The task: Search the listing below for the word "higher" and copy each line that holds it.

--- Begin Data supplied ---

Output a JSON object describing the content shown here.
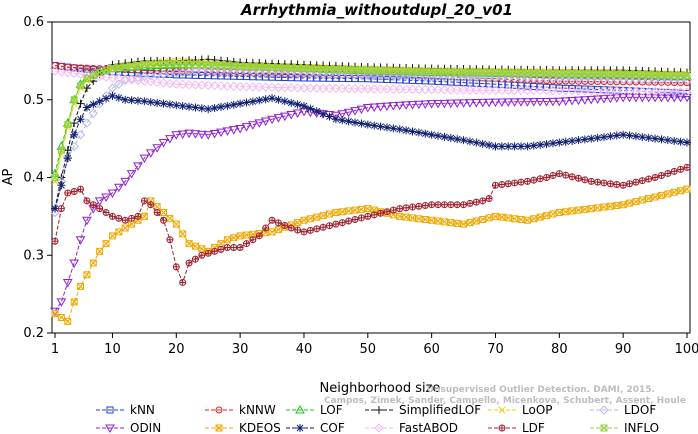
{
  "watermark": {
    "line1": "Unsupervised Outlier Detection. DAMI, 2015.",
    "line2": "Campos, Zimek, Sander, Campello, Micenkova, Schubert, Assent, Houle"
  },
  "chart_data": {
    "type": "line",
    "title": "Arrhythmia_withoutdupl_20_v01",
    "xlabel": "Neighborhood size",
    "ylabel": "AP",
    "xlim": [
      1,
      100
    ],
    "ylim": [
      0.2,
      0.6
    ],
    "xticks": [
      "1",
      "10",
      "20",
      "30",
      "40",
      "50",
      "60",
      "70",
      "80",
      "90",
      "100"
    ],
    "yticks": [
      "0.2",
      "0.3",
      "0.4",
      "0.5",
      "0.6"
    ],
    "grid": false,
    "legend_position": "bottom",
    "series": [
      {
        "name": "kNN",
        "color": "#1f3fd0",
        "marker": "square",
        "dash": "4,2",
        "x": [
          1,
          2,
          3,
          5,
          8,
          10,
          15,
          20,
          30,
          40,
          50,
          60,
          70,
          80,
          90,
          100
        ],
        "y": [
          0.544,
          0.543,
          0.542,
          0.54,
          0.538,
          0.536,
          0.534,
          0.532,
          0.53,
          0.528,
          0.527,
          0.524,
          0.52,
          0.515,
          0.512,
          0.508
        ]
      },
      {
        "name": "kNNW",
        "color": "#d62020",
        "marker": "circle",
        "dash": "4,2",
        "x": [
          1,
          2,
          3,
          5,
          8,
          10,
          15,
          20,
          30,
          40,
          50,
          60,
          70,
          80,
          90,
          100
        ],
        "y": [
          0.544,
          0.543,
          0.542,
          0.541,
          0.54,
          0.54,
          0.538,
          0.537,
          0.535,
          0.533,
          0.532,
          0.53,
          0.527,
          0.524,
          0.523,
          0.522
        ]
      },
      {
        "name": "LOF",
        "color": "#20c020",
        "marker": "triangle-up",
        "dash": "4,2",
        "x": [
          1,
          2,
          3,
          4,
          5,
          6,
          8,
          10,
          15,
          20,
          25,
          30,
          40,
          50,
          60,
          70,
          80,
          90,
          100
        ],
        "y": [
          0.405,
          0.44,
          0.47,
          0.5,
          0.52,
          0.528,
          0.535,
          0.54,
          0.543,
          0.545,
          0.545,
          0.543,
          0.54,
          0.537,
          0.535,
          0.534,
          0.533,
          0.532,
          0.53
        ]
      },
      {
        "name": "SimplifiedLOF",
        "color": "#111111",
        "marker": "plus",
        "dash": "4,2",
        "x": [
          1,
          2,
          3,
          4,
          5,
          6,
          8,
          10,
          15,
          20,
          25,
          30,
          40,
          50,
          60,
          70,
          80,
          90,
          100
        ],
        "y": [
          0.36,
          0.4,
          0.435,
          0.47,
          0.495,
          0.515,
          0.533,
          0.545,
          0.55,
          0.55,
          0.552,
          0.548,
          0.545,
          0.542,
          0.54,
          0.539,
          0.538,
          0.538,
          0.535
        ]
      },
      {
        "name": "LoOP",
        "color": "#e8d800",
        "marker": "x",
        "dash": "4,2",
        "x": [
          1,
          2,
          3,
          4,
          5,
          6,
          8,
          10,
          15,
          20,
          25,
          30,
          40,
          50,
          60,
          70,
          80,
          90,
          100
        ],
        "y": [
          0.395,
          0.43,
          0.465,
          0.495,
          0.515,
          0.525,
          0.535,
          0.542,
          0.547,
          0.55,
          0.548,
          0.545,
          0.542,
          0.54,
          0.538,
          0.537,
          0.536,
          0.535,
          0.533
        ]
      },
      {
        "name": "LDOF",
        "color": "#b8b8f0",
        "marker": "diamond",
        "dash": "4,2",
        "x": [
          1,
          2,
          3,
          4,
          5,
          6,
          8,
          10,
          12,
          15,
          20,
          25,
          30,
          40,
          50,
          60,
          70,
          80,
          90,
          100
        ],
        "y": [
          0.355,
          0.395,
          0.425,
          0.44,
          0.455,
          0.47,
          0.495,
          0.515,
          0.525,
          0.53,
          0.535,
          0.537,
          0.536,
          0.534,
          0.532,
          0.53,
          0.528,
          0.527,
          0.526,
          0.525
        ]
      },
      {
        "name": "ODIN",
        "color": "#9020d0",
        "marker": "triangle-down",
        "dash": "4,2",
        "x": [
          1,
          2,
          3,
          4,
          5,
          6,
          7,
          8,
          10,
          12,
          15,
          18,
          20,
          22,
          25,
          28,
          30,
          35,
          40,
          45,
          50,
          55,
          60,
          70,
          80,
          90,
          100
        ],
        "y": [
          0.228,
          0.24,
          0.265,
          0.29,
          0.32,
          0.345,
          0.36,
          0.37,
          0.38,
          0.395,
          0.425,
          0.445,
          0.455,
          0.457,
          0.455,
          0.46,
          0.463,
          0.475,
          0.485,
          0.48,
          0.49,
          0.493,
          0.495,
          0.497,
          0.498,
          0.503,
          0.503
        ]
      },
      {
        "name": "KDEOS",
        "color": "#f0a800",
        "marker": "square-x",
        "dash": "4,2",
        "x": [
          1,
          2,
          3,
          4,
          5,
          6,
          7,
          8,
          10,
          12,
          15,
          16,
          18,
          20,
          22,
          25,
          28,
          30,
          35,
          40,
          45,
          50,
          55,
          60,
          65,
          70,
          75,
          80,
          85,
          90,
          95,
          100
        ],
        "y": [
          0.225,
          0.22,
          0.215,
          0.24,
          0.26,
          0.275,
          0.29,
          0.305,
          0.325,
          0.335,
          0.35,
          0.37,
          0.355,
          0.34,
          0.315,
          0.305,
          0.32,
          0.325,
          0.33,
          0.345,
          0.355,
          0.36,
          0.35,
          0.345,
          0.34,
          0.35,
          0.345,
          0.355,
          0.36,
          0.365,
          0.375,
          0.385
        ]
      },
      {
        "name": "COF",
        "color": "#102070",
        "marker": "asterisk",
        "dash": "4,2",
        "x": [
          1,
          2,
          3,
          4,
          5,
          6,
          8,
          10,
          12,
          15,
          20,
          25,
          30,
          35,
          40,
          45,
          50,
          55,
          60,
          65,
          70,
          75,
          80,
          85,
          90,
          95,
          100
        ],
        "y": [
          0.36,
          0.39,
          0.425,
          0.455,
          0.475,
          0.49,
          0.498,
          0.505,
          0.5,
          0.498,
          0.493,
          0.488,
          0.495,
          0.502,
          0.492,
          0.475,
          0.468,
          0.462,
          0.455,
          0.448,
          0.44,
          0.44,
          0.445,
          0.45,
          0.455,
          0.45,
          0.445
        ]
      },
      {
        "name": "FastABOD",
        "color": "#f4b8f0",
        "marker": "diamond",
        "dash": "4,2",
        "x": [
          1,
          2,
          3,
          5,
          8,
          10,
          15,
          20,
          30,
          40,
          50,
          60,
          70,
          80,
          90,
          100
        ],
        "y": [
          0.537,
          0.536,
          0.535,
          0.533,
          0.53,
          0.528,
          0.524,
          0.52,
          0.517,
          0.515,
          0.514,
          0.513,
          0.512,
          0.512,
          0.511,
          0.51
        ]
      },
      {
        "name": "LDF",
        "color": "#a02030",
        "marker": "circle-plus",
        "dash": "4,2",
        "x": [
          1,
          2,
          3,
          4,
          5,
          6,
          8,
          10,
          12,
          14,
          15,
          16,
          18,
          19,
          20,
          21,
          22,
          24,
          26,
          28,
          30,
          33,
          35,
          38,
          40,
          45,
          50,
          55,
          60,
          65,
          68,
          69,
          70,
          75,
          78,
          80,
          85,
          90,
          95,
          100
        ],
        "y": [
          0.318,
          0.36,
          0.38,
          0.382,
          0.385,
          0.37,
          0.36,
          0.35,
          0.345,
          0.35,
          0.37,
          0.365,
          0.345,
          0.32,
          0.285,
          0.265,
          0.29,
          0.3,
          0.305,
          0.31,
          0.31,
          0.325,
          0.345,
          0.335,
          0.33,
          0.34,
          0.35,
          0.36,
          0.365,
          0.365,
          0.37,
          0.373,
          0.39,
          0.395,
          0.4,
          0.405,
          0.395,
          0.39,
          0.4,
          0.413
        ]
      },
      {
        "name": "INFLO",
        "color": "#90d040",
        "marker": "square-x",
        "dash": "4,2",
        "x": [
          1,
          2,
          3,
          4,
          5,
          6,
          8,
          10,
          15,
          20,
          25,
          30,
          40,
          50,
          60,
          70,
          80,
          90,
          100
        ],
        "y": [
          0.4,
          0.435,
          0.468,
          0.5,
          0.518,
          0.527,
          0.535,
          0.54,
          0.545,
          0.546,
          0.545,
          0.543,
          0.54,
          0.538,
          0.536,
          0.535,
          0.534,
          0.533,
          0.531
        ]
      }
    ]
  }
}
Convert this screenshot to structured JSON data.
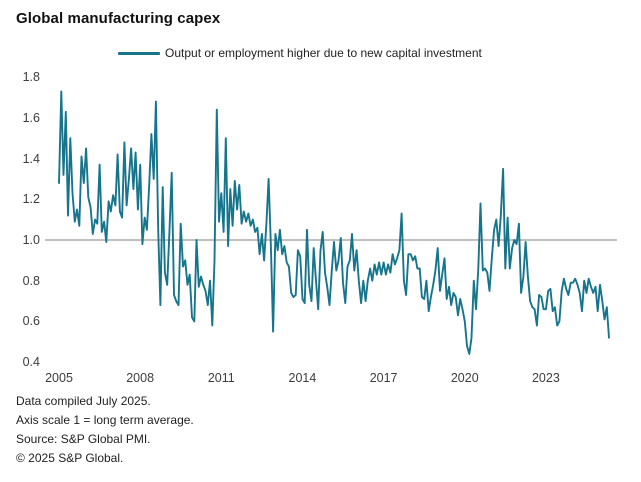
{
  "title": "Global manufacturing capex",
  "legend": {
    "label": "Output or employment higher due to new capital investment"
  },
  "footer": {
    "lines": [
      "Data compiled July 2025.",
      "Axis scale 1 = long term average.",
      "Source: S&P Global PMI.",
      "© 2025 S&P Global."
    ]
  },
  "chart_data": {
    "type": "line",
    "title": "Global manufacturing capex",
    "series_name": "Output or employment higher due to new capital investment",
    "x_start_year": 2005,
    "x_frequency": "monthly",
    "x_end": "May 2025",
    "ylim": [
      0.4,
      1.8
    ],
    "baseline": 1.0,
    "grid": "baseline-only",
    "legend_position": "top",
    "line_color": "#16758c",
    "baseline_color": "#9b9b9b",
    "y_ticks": [
      "0.4",
      "0.6",
      "0.8",
      "1.0",
      "1.2",
      "1.4",
      "1.6",
      "1.8"
    ],
    "x_ticks": [
      "2005",
      "2008",
      "2011",
      "2014",
      "2017",
      "2020",
      "2023"
    ],
    "values": [
      1.28,
      1.73,
      1.32,
      1.63,
      1.12,
      1.5,
      1.23,
      1.09,
      1.15,
      1.07,
      1.41,
      1.28,
      1.45,
      1.21,
      1.16,
      1.03,
      1.1,
      1.08,
      1.37,
      1.04,
      1.09,
      0.99,
      1.19,
      1.14,
      1.22,
      1.17,
      1.42,
      1.14,
      1.11,
      1.48,
      1.17,
      1.3,
      1.45,
      1.25,
      1.43,
      1.15,
      1.37,
      0.98,
      1.11,
      1.05,
      1.27,
      1.52,
      1.3,
      1.68,
      1.05,
      0.68,
      1.26,
      0.84,
      0.78,
      1.05,
      1.33,
      0.73,
      0.7,
      0.68,
      1.08,
      0.87,
      0.9,
      0.78,
      0.83,
      0.62,
      0.6,
      1.0,
      0.77,
      0.82,
      0.78,
      0.75,
      0.68,
      0.8,
      0.58,
      0.9,
      1.64,
      1.09,
      1.23,
      1.04,
      1.5,
      0.97,
      1.25,
      1.07,
      1.29,
      1.15,
      1.27,
      1.08,
      1.14,
      1.09,
      1.13,
      1.07,
      1.1,
      1.04,
      1.06,
      0.93,
      1.03,
      0.9,
      1.08,
      1.3,
      0.97,
      0.55,
      1.03,
      0.95,
      1.05,
      0.93,
      0.97,
      0.89,
      0.87,
      0.74,
      0.72,
      0.73,
      0.95,
      0.92,
      0.71,
      0.69,
      1.05,
      0.78,
      0.7,
      0.96,
      0.8,
      0.66,
      0.95,
      1.04,
      0.84,
      0.77,
      0.68,
      0.85,
      0.99,
      0.85,
      0.9,
      1.01,
      0.79,
      0.69,
      0.87,
      0.9,
      1.03,
      0.85,
      0.95,
      0.8,
      0.69,
      0.8,
      0.7,
      0.8,
      0.86,
      0.8,
      0.88,
      0.83,
      0.89,
      0.83,
      0.89,
      0.83,
      0.88,
      0.84,
      0.93,
      0.88,
      0.91,
      0.95,
      1.13,
      0.8,
      0.73,
      0.93,
      0.93,
      0.9,
      0.92,
      0.86,
      0.86,
      0.72,
      0.71,
      0.8,
      0.65,
      0.72,
      0.78,
      0.85,
      0.96,
      0.75,
      0.83,
      0.91,
      0.71,
      0.77,
      0.68,
      0.74,
      0.72,
      0.63,
      0.71,
      0.66,
      0.6,
      0.48,
      0.44,
      0.52,
      0.8,
      0.66,
      0.86,
      1.18,
      0.85,
      0.86,
      0.84,
      0.75,
      0.91,
      1.05,
      1.1,
      0.97,
      1.12,
      1.35,
      0.86,
      1.11,
      0.86,
      0.96,
      1.0,
      0.98,
      1.08,
      0.74,
      0.82,
      0.99,
      0.82,
      0.7,
      0.67,
      0.66,
      0.58,
      0.73,
      0.72,
      0.66,
      0.66,
      0.75,
      0.76,
      0.65,
      0.67,
      0.58,
      0.6,
      0.75,
      0.81,
      0.76,
      0.73,
      0.79,
      0.79,
      0.81,
      0.78,
      0.74,
      0.65,
      0.8,
      0.74,
      0.81,
      0.77,
      0.74,
      0.77,
      0.65,
      0.78,
      0.7,
      0.61,
      0.67,
      0.52
    ]
  }
}
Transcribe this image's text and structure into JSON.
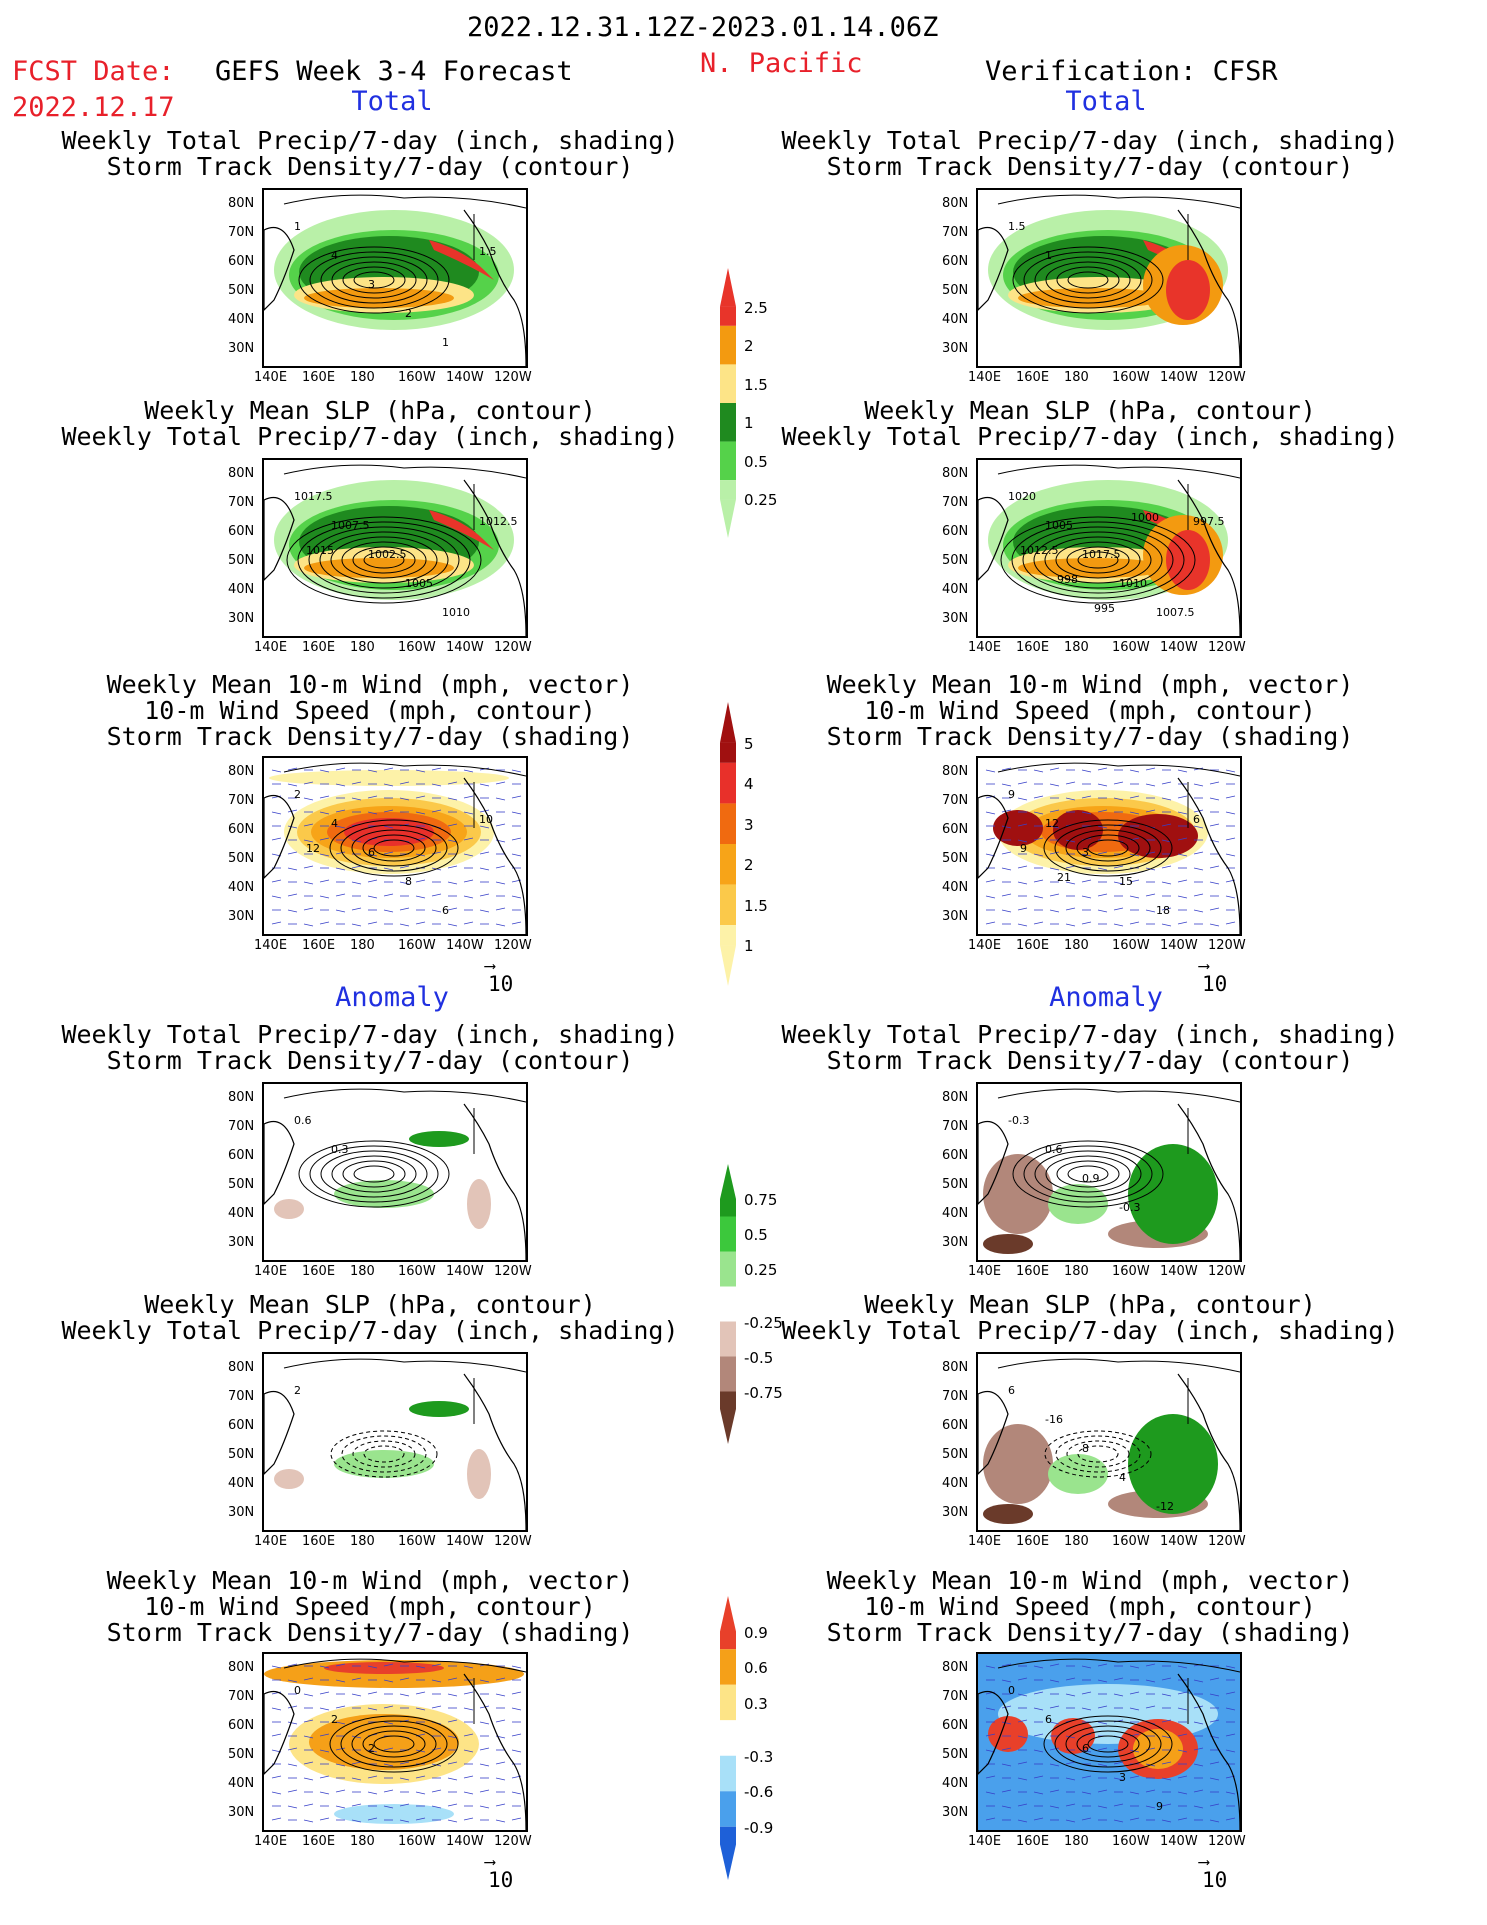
{
  "header": {
    "date_range": "2022.12.31.12Z-2023.01.14.06Z",
    "fcst_label": "FCST Date:",
    "fcst_date": "2022.12.17",
    "model": "GEFS Week 3-4 Forecast",
    "region": "N. Pacific",
    "verification": "Verification: CFSR"
  },
  "sections": {
    "total": "Total",
    "anomaly": "Anomaly"
  },
  "panel_titles": {
    "precip_track": [
      "Weekly Total Precip/7-day (inch, shading)",
      "Storm Track Density/7-day (contour)"
    ],
    "slp_precip": [
      "Weekly Mean SLP (hPa, contour)",
      "Weekly Total Precip/7-day (inch, shading)"
    ],
    "wind": [
      "Weekly Mean 10-m Wind (mph, vector)",
      "10-m Wind Speed (mph, contour)",
      "Storm Track Density/7-day (shading)"
    ]
  },
  "axes": {
    "lat_labels": [
      "80N",
      "70N",
      "60N",
      "50N",
      "40N",
      "30N"
    ],
    "lon_labels": [
      "140E",
      "160E",
      "180",
      "160W",
      "140W",
      "120W"
    ]
  },
  "vector_ref": "10",
  "map_labels": {
    "fc_total_precip": [
      "1",
      "4",
      "3",
      "2",
      "1",
      "1.5"
    ],
    "obs_total_precip": [
      "1.5",
      "1"
    ],
    "fc_total_slp": [
      "1017.5",
      "1007.5",
      "1002.5",
      "1005",
      "1010",
      "1012.5",
      "1015"
    ],
    "obs_total_slp": [
      "1020",
      "1005",
      "1017.5",
      "1010",
      "1007.5",
      "997.5",
      "1012.5",
      "998",
      "995",
      "1000"
    ],
    "fc_total_wind": [
      "2",
      "4",
      "6",
      "8",
      "6",
      "10",
      "12"
    ],
    "obs_total_wind": [
      "9",
      "12",
      "3",
      "15",
      "18",
      "6",
      "9",
      "21"
    ],
    "fc_anom_precip": [
      "0.6",
      "0.3"
    ],
    "obs_anom_precip": [
      "-0.3",
      "0.6",
      "0.9",
      "-0.3"
    ],
    "fc_anom_slp": [
      "2"
    ],
    "obs_anom_slp": [
      "6",
      "-16",
      "8",
      "4",
      "-12"
    ],
    "fc_anom_wind": [
      "0",
      "2",
      "2"
    ],
    "obs_anom_wind": [
      "0",
      "6",
      "6",
      "3",
      "9"
    ]
  },
  "colorbars": {
    "precip_total": {
      "labels": [
        "2.5",
        "2",
        "1.5",
        "1",
        "0.5",
        "0.25"
      ],
      "colors": [
        "#e8342a",
        "#f39a10",
        "#fde487",
        "#1f8a1f",
        "#55d24a",
        "#b9f0a8"
      ]
    },
    "track_total": {
      "labels": [
        "5",
        "4",
        "3",
        "2",
        "1.5",
        "1"
      ],
      "colors": [
        "#a01010",
        "#e8302a",
        "#f06a10",
        "#f7a418",
        "#fbc94a",
        "#fdf2a8"
      ]
    },
    "precip_anom": {
      "labels": [
        "0.75",
        "0.5",
        "0.25",
        "-0.25",
        "-0.5",
        "-0.75"
      ],
      "colors": [
        "#1e9a1e",
        "#3cc83c",
        "#9ae48e",
        "#ffffff",
        "#e2c4b8",
        "#b2877a",
        "#6a3a2a"
      ]
    },
    "track_anom": {
      "labels": [
        "0.9",
        "0.6",
        "0.3",
        "-0.3",
        "-0.6",
        "-0.9"
      ],
      "colors": [
        "#e8402a",
        "#f5a018",
        "#fde487",
        "#ffffff",
        "#a8e0f8",
        "#4aa0ec",
        "#1e60d8"
      ]
    }
  }
}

--- End Data supplied ---

Expected answer:
    "label": "Output or employment higher due to new capital investment"
    "series_name": "Output or employment higher due to new capital investment",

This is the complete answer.